(Dataset records)

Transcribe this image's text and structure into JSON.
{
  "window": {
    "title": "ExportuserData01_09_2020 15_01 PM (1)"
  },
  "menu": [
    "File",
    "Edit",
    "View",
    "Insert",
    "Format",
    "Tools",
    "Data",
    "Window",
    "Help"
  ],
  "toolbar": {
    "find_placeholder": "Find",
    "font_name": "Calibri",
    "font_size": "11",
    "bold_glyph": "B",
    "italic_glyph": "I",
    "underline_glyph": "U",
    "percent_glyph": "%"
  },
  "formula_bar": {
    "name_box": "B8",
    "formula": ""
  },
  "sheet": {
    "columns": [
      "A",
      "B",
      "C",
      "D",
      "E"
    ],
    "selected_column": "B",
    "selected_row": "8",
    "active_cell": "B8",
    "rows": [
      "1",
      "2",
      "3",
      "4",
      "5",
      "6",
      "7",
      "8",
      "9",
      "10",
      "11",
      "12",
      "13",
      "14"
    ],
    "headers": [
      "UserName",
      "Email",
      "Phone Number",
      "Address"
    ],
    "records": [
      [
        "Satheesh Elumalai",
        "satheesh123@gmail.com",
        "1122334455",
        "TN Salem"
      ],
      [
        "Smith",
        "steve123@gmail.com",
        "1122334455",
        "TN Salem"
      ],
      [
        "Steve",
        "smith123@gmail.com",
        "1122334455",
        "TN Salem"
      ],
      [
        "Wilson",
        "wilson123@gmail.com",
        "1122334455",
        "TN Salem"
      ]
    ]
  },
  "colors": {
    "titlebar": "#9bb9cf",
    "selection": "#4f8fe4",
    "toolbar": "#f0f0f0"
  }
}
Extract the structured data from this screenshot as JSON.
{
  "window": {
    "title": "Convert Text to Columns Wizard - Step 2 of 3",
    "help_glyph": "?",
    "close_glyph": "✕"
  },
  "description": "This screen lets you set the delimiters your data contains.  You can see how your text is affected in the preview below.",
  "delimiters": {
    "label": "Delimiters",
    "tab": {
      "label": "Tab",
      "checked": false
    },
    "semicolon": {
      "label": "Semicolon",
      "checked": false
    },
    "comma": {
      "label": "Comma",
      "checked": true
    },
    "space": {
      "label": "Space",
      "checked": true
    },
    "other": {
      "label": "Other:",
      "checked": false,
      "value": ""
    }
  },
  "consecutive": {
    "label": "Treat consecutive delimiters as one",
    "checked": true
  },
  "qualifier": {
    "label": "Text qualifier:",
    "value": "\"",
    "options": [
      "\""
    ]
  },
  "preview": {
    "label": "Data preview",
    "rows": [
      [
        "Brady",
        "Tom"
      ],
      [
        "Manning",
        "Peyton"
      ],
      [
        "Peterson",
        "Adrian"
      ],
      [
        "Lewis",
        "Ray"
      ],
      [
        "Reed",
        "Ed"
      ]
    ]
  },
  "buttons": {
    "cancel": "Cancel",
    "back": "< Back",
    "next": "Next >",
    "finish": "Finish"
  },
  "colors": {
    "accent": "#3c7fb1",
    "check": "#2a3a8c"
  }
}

### TASK BRIEF
Repeat the material above in full, exactly as it stands.

### REPLY
Transcribe this image's text and structure into JSON.
{
  "window": {
    "title": "ExportuserData01_09_2020 15_01 PM (1)"
  },
  "menu": [
    "File",
    "Edit",
    "View",
    "Insert",
    "Format",
    "Tools",
    "Data",
    "Window",
    "Help"
  ],
  "toolbar": {
    "find_placeholder": "Find",
    "font_name": "Calibri",
    "font_size": "11",
    "bold_glyph": "B",
    "italic_glyph": "I",
    "underline_glyph": "U",
    "percent_glyph": "%"
  },
  "formula_bar": {
    "name_box": "B8",
    "formula": ""
  },
  "sheet": {
    "columns": [
      "A",
      "B",
      "C",
      "D",
      "E"
    ],
    "selected_column": "B",
    "selected_row": "8",
    "active_cell": "B8",
    "rows": [
      "1",
      "2",
      "3",
      "4",
      "5",
      "6",
      "7",
      "8",
      "9",
      "10",
      "11",
      "12",
      "13",
      "14"
    ],
    "headers": [
      "UserName",
      "Email",
      "Phone Number",
      "Address"
    ],
    "records": [
      [
        "Satheesh Elumalai",
        "satheesh123@gmail.com",
        "1122334455",
        "TN Salem"
      ],
      [
        "Smith",
        "steve123@gmail.com",
        "1122334455",
        "TN Salem"
      ],
      [
        "Steve",
        "smith123@gmail.com",
        "1122334455",
        "TN Salem"
      ],
      [
        "Wilson",
        "wilson123@gmail.com",
        "1122334455",
        "TN Salem"
      ]
    ]
  },
  "colors": {
    "titlebar": "#9bb9cf",
    "selection": "#4f8fe4",
    "toolbar": "#f0f0f0"
  }
}
Extract the structured data from this screenshot as JSON.
{
  "window": {
    "title": "Convert Text to Columns Wizard - Step 2 of 3",
    "help_glyph": "?",
    "close_glyph": "✕"
  },
  "description": "This screen lets you set the delimiters your data contains.  You can see how your text is affected in the preview below.",
  "delimiters": {
    "label": "Delimiters",
    "tab": {
      "label": "Tab",
      "checked": false
    },
    "semicolon": {
      "label": "Semicolon",
      "checked": false
    },
    "comma": {
      "label": "Comma",
      "checked": true
    },
    "space": {
      "label": "Space",
      "checked": true
    },
    "other": {
      "label": "Other:",
      "checked": false,
      "value": ""
    }
  },
  "consecutive": {
    "label": "Treat consecutive delimiters as one",
    "checked": true
  },
  "qualifier": {
    "label": "Text qualifier:",
    "value": "\"",
    "options": [
      "\""
    ]
  },
  "preview": {
    "label": "Data preview",
    "rows": [
      [
        "Brady",
        "Tom"
      ],
      [
        "Manning",
        "Peyton"
      ],
      [
        "Peterson",
        "Adrian"
      ],
      [
        "Lewis",
        "Ray"
      ],
      [
        "Reed",
        "Ed"
      ]
    ]
  },
  "buttons": {
    "cancel": "Cancel",
    "back": "< Back",
    "next": "Next >",
    "finish": "Finish"
  },
  "colors": {
    "accent": "#3c7fb1",
    "check": "#2a3a8c"
  }
}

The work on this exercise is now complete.